Give all the lines below again, exactly, with no pictures.

[Stored data]
◆ ◆ ◆ ◆ ◆ ◆ ◆

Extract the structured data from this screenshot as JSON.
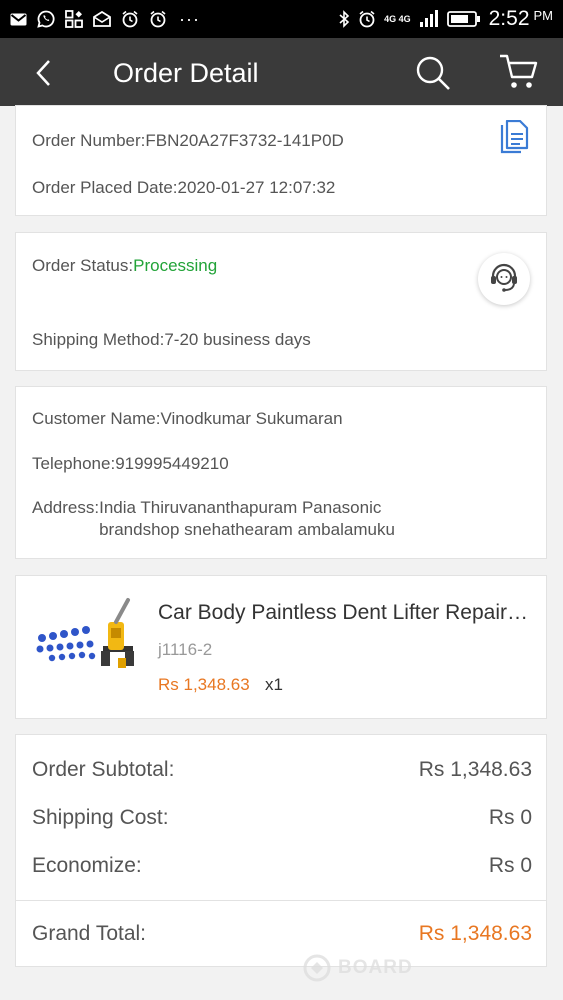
{
  "status_bar": {
    "time": "2:52",
    "am_pm": "PM",
    "network": "4G 4G",
    "icons": [
      "gmail-icon",
      "whatsapp-icon",
      "apps-icon",
      "mail-icon",
      "alarm-icon",
      "alarm-icon",
      "more-icon",
      "bluetooth-icon",
      "alarm-icon",
      "signal-icon",
      "battery-icon"
    ],
    "more": "···"
  },
  "header": {
    "title": "Order Detail",
    "icons": [
      "back-icon",
      "search-icon",
      "cart-icon"
    ]
  },
  "order_info": {
    "number_label": "Order Number:",
    "number": "FBN20A27F3732-141P0D",
    "date_label": "Order Placed Date:",
    "date": "2020-01-27 12:07:32"
  },
  "status": {
    "label": "Order Status:",
    "value": "Processing",
    "shipping_label": "Shipping Method:",
    "shipping_value": "7-20 business days"
  },
  "customer": {
    "name_label": "Customer Name:",
    "name": "Vinodkumar Sukumaran",
    "phone_label": "Telephone:",
    "phone": "919995449210",
    "address_label": "Address:",
    "address": "India Thiruvananthapuram Panasonic brandshop snehathearam ambalamuku"
  },
  "product": {
    "name": "Car Body Paintless Dent Lifter Repair Tools",
    "sku": "j1116-2",
    "price": "Rs 1,348.63",
    "qty": "x1"
  },
  "summary": {
    "subtotal_label": "Order Subtotal:",
    "subtotal": "Rs 1,348.63",
    "shipping_label": "Shipping Cost:",
    "shipping": "Rs 0",
    "economize_label": "Economize:",
    "economize": "Rs 0",
    "grand_label": "Grand Total:",
    "grand": "Rs 1,348.63"
  },
  "watermark": "BOARD",
  "colors": {
    "accent_orange": "#e87722",
    "status_green": "#22a338",
    "app_bar": "#3a3a3a",
    "icon_blue": "#3a7bd5"
  }
}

◆ ◆ ◆ ◆ ◆ ◆ ◆

## Complete response
Extract the structured data from this screenshot as JSON.
{
  "status_bar": {
    "time": "2:52",
    "am_pm": "PM",
    "network": "4G 4G",
    "icons": [
      "gmail-icon",
      "whatsapp-icon",
      "apps-icon",
      "mail-icon",
      "alarm-icon",
      "alarm-icon",
      "more-icon",
      "bluetooth-icon",
      "alarm-icon",
      "signal-icon",
      "battery-icon"
    ],
    "more": "···"
  },
  "header": {
    "title": "Order Detail",
    "icons": [
      "back-icon",
      "search-icon",
      "cart-icon"
    ]
  },
  "order_info": {
    "number_label": "Order Number:",
    "number": "FBN20A27F3732-141P0D",
    "date_label": "Order Placed Date:",
    "date": "2020-01-27 12:07:32"
  },
  "status": {
    "label": "Order Status:",
    "value": "Processing",
    "shipping_label": "Shipping Method:",
    "shipping_value": "7-20 business days"
  },
  "customer": {
    "name_label": "Customer Name:",
    "name": "Vinodkumar Sukumaran",
    "phone_label": "Telephone:",
    "phone": "919995449210",
    "address_label": "Address:",
    "address": "India Thiruvananthapuram Panasonic brandshop snehathearam ambalamuku"
  },
  "product": {
    "name": "Car Body Paintless Dent Lifter Repair Tools",
    "sku": "j1116-2",
    "price": "Rs 1,348.63",
    "qty": "x1"
  },
  "summary": {
    "subtotal_label": "Order Subtotal:",
    "subtotal": "Rs 1,348.63",
    "shipping_label": "Shipping Cost:",
    "shipping": "Rs 0",
    "economize_label": "Economize:",
    "economize": "Rs 0",
    "grand_label": "Grand Total:",
    "grand": "Rs 1,348.63"
  },
  "watermark": "BOARD",
  "colors": {
    "accent_orange": "#e87722",
    "status_green": "#22a338",
    "app_bar": "#3a3a3a",
    "icon_blue": "#3a7bd5"
  }
}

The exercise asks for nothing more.